Raw records
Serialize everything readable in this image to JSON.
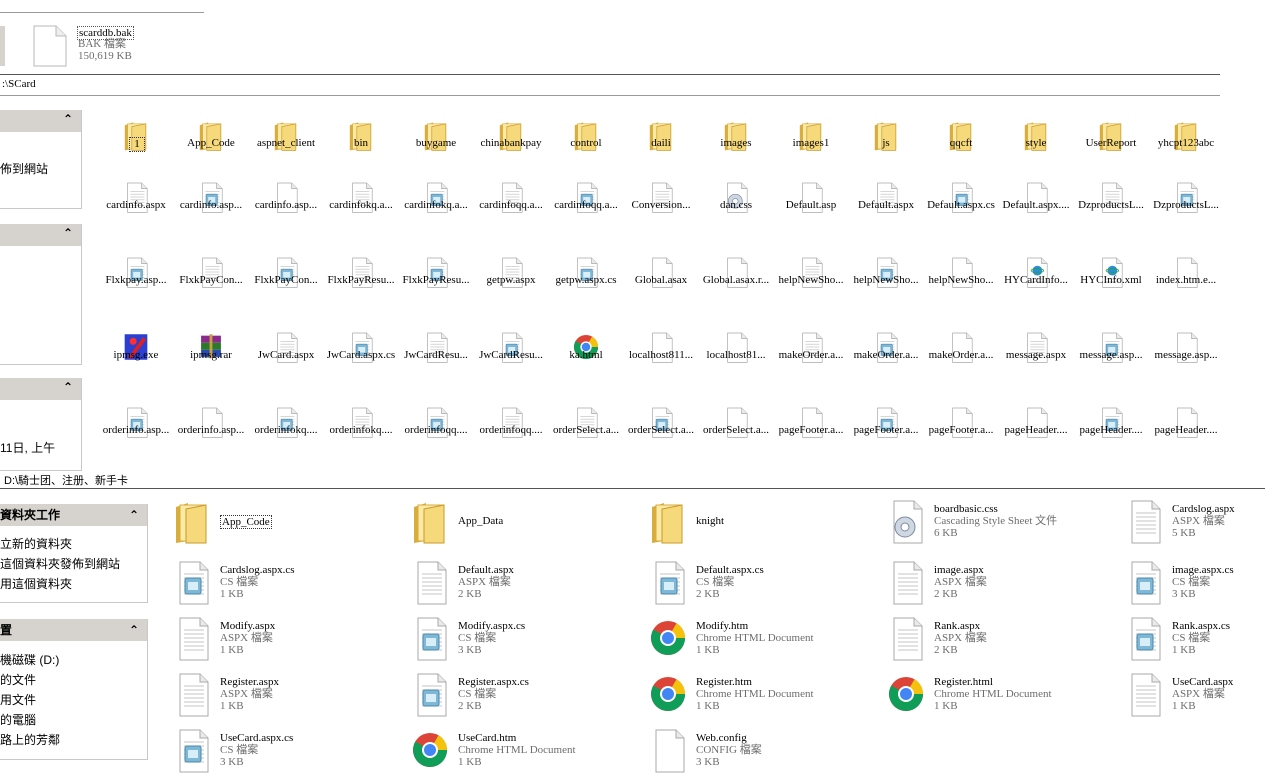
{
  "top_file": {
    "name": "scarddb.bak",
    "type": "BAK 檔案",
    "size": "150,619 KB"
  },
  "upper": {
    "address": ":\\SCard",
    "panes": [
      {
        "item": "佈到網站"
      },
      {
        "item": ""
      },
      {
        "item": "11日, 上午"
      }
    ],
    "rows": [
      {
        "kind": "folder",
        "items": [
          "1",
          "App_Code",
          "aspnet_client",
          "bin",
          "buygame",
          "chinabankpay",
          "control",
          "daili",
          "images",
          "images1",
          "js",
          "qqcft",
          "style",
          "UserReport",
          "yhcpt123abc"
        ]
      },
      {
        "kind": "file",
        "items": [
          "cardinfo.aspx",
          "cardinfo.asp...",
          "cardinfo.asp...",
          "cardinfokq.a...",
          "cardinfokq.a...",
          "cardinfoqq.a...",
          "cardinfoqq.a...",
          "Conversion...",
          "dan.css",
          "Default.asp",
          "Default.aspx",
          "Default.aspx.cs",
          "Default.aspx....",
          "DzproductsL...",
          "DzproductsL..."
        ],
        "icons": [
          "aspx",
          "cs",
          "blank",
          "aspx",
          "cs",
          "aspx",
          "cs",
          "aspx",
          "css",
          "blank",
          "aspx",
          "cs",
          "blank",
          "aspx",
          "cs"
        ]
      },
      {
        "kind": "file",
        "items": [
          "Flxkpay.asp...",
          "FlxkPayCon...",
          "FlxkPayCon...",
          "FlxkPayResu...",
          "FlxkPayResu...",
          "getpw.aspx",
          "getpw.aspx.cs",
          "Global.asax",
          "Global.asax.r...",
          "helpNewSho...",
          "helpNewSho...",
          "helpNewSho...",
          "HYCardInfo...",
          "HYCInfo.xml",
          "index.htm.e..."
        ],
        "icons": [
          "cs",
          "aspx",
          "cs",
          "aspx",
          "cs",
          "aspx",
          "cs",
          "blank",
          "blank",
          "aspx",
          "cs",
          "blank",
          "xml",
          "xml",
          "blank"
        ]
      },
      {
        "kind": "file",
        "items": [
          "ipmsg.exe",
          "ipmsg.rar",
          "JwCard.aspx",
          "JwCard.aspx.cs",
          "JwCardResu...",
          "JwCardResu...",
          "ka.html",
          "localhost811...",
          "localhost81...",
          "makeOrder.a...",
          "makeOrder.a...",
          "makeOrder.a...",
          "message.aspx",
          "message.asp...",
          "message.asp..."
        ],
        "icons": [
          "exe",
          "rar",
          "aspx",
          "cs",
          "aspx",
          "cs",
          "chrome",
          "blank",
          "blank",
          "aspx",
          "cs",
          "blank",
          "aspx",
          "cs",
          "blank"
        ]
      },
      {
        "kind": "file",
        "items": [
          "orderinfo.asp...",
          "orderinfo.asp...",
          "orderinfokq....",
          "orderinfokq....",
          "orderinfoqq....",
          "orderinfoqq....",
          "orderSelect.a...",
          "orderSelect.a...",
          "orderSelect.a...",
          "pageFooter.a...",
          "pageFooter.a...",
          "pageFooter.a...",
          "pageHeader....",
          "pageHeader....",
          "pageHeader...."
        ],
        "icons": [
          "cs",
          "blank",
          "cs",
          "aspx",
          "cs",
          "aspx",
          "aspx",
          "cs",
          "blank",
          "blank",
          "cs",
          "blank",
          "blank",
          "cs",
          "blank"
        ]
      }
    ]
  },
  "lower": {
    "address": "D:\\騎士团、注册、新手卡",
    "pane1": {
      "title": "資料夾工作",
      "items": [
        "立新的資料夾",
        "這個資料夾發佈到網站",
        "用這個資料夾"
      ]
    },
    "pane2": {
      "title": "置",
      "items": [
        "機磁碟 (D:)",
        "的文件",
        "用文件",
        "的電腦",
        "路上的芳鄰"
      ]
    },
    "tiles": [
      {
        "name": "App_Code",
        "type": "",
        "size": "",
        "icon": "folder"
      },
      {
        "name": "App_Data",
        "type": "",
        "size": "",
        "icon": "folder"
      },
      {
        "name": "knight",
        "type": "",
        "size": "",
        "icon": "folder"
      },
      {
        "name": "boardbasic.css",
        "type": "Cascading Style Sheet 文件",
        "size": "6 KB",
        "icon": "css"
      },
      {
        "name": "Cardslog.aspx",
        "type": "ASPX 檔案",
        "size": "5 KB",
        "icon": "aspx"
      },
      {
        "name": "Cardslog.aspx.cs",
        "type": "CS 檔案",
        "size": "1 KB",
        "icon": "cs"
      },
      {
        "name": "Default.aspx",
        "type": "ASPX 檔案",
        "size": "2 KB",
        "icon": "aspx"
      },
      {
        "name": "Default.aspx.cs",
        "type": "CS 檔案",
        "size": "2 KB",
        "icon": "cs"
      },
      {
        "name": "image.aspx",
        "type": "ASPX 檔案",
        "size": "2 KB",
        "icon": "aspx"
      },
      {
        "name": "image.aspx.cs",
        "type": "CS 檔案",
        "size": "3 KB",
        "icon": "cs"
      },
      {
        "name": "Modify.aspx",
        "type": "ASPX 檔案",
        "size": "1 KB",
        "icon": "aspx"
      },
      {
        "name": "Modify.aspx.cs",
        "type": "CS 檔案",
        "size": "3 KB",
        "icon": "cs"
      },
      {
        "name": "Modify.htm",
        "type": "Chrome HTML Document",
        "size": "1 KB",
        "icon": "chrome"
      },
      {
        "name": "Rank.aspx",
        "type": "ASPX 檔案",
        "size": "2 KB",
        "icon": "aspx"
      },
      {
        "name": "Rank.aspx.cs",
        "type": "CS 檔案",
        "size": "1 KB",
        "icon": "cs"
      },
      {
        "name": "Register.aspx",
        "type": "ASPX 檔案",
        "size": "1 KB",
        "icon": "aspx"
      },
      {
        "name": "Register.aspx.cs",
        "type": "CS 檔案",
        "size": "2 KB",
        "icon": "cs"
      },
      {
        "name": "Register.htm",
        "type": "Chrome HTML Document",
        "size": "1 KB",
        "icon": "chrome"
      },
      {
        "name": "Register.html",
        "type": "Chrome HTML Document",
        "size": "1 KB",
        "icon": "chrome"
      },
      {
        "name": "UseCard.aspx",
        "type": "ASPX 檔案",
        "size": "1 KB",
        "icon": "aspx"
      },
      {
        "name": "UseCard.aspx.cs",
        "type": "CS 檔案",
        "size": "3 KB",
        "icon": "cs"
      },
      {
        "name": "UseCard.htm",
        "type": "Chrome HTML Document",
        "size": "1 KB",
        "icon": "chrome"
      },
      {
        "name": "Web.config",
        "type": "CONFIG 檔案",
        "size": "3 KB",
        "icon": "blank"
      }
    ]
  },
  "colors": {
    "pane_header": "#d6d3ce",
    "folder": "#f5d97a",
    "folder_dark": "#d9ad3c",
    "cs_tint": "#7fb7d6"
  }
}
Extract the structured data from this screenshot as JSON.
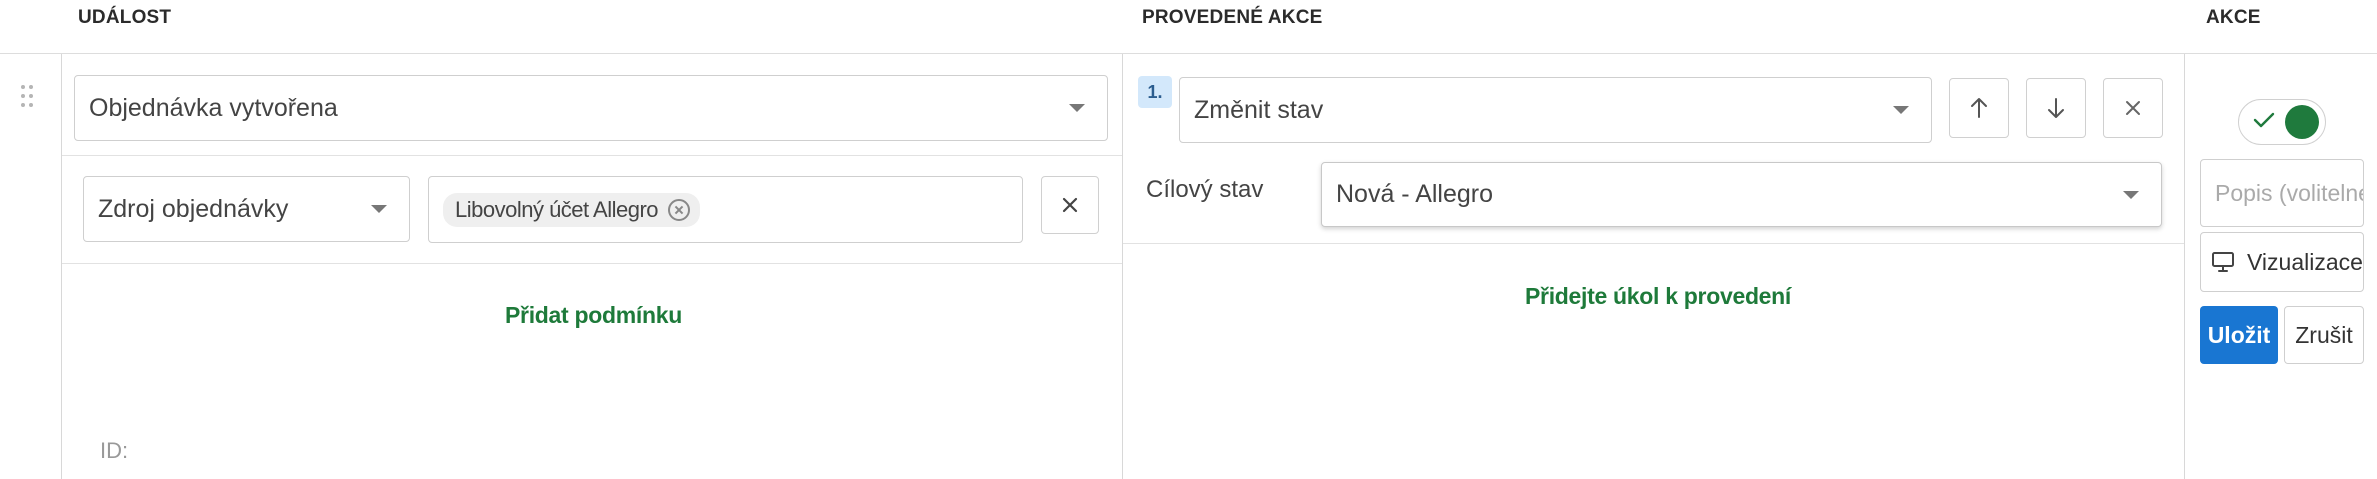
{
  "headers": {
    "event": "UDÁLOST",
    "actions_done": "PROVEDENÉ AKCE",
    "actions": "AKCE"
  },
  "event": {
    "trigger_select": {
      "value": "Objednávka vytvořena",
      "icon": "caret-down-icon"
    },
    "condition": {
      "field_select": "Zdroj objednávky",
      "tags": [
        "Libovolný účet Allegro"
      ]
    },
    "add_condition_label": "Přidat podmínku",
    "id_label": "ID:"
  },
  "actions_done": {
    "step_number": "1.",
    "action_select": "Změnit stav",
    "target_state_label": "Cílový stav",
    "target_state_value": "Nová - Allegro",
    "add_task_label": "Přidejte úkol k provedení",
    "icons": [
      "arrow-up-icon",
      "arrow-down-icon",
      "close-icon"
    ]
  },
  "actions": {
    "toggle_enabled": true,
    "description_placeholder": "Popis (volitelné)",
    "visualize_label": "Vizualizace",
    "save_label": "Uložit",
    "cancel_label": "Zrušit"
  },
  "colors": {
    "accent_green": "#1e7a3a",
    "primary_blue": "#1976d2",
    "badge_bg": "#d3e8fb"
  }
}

• PROBLEM REQUIREMENTS: Return solely the number of lines in the data that include the word "AKCE".

• THE OUTPUT: 2